** Start Recorded data **

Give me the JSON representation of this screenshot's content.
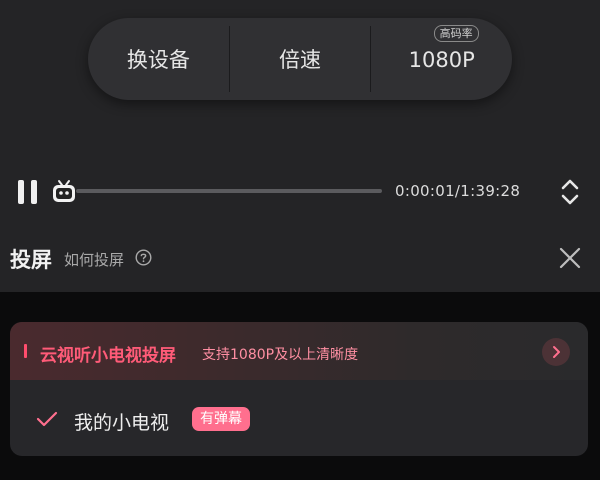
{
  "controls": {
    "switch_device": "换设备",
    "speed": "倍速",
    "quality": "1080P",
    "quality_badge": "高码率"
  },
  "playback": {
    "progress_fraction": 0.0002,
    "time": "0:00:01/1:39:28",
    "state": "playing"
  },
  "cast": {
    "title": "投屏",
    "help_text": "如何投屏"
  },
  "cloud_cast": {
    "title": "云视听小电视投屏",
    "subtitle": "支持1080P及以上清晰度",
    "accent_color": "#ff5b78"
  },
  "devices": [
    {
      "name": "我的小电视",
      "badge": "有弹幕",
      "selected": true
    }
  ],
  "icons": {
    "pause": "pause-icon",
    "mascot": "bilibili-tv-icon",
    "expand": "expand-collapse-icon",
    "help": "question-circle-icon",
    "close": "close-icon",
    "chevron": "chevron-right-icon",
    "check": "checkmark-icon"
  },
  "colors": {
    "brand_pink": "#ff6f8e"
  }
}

** End Recorded data **

What the exercise asks:
The data should be printed again unchanged; leave its pictures out.

Output for this exercise:
Give me the JSON representation of this screenshot's content.
{
  "controls": {
    "switch_device": "换设备",
    "speed": "倍速",
    "quality": "1080P",
    "quality_badge": "高码率"
  },
  "playback": {
    "progress_fraction": 0.0002,
    "time": "0:00:01/1:39:28",
    "state": "playing"
  },
  "cast": {
    "title": "投屏",
    "help_text": "如何投屏"
  },
  "cloud_cast": {
    "title": "云视听小电视投屏",
    "subtitle": "支持1080P及以上清晰度",
    "accent_color": "#ff5b78"
  },
  "devices": [
    {
      "name": "我的小电视",
      "badge": "有弹幕",
      "selected": true
    }
  ],
  "icons": {
    "pause": "pause-icon",
    "mascot": "bilibili-tv-icon",
    "expand": "expand-collapse-icon",
    "help": "question-circle-icon",
    "close": "close-icon",
    "chevron": "chevron-right-icon",
    "check": "checkmark-icon"
  },
  "colors": {
    "brand_pink": "#ff6f8e"
  }
}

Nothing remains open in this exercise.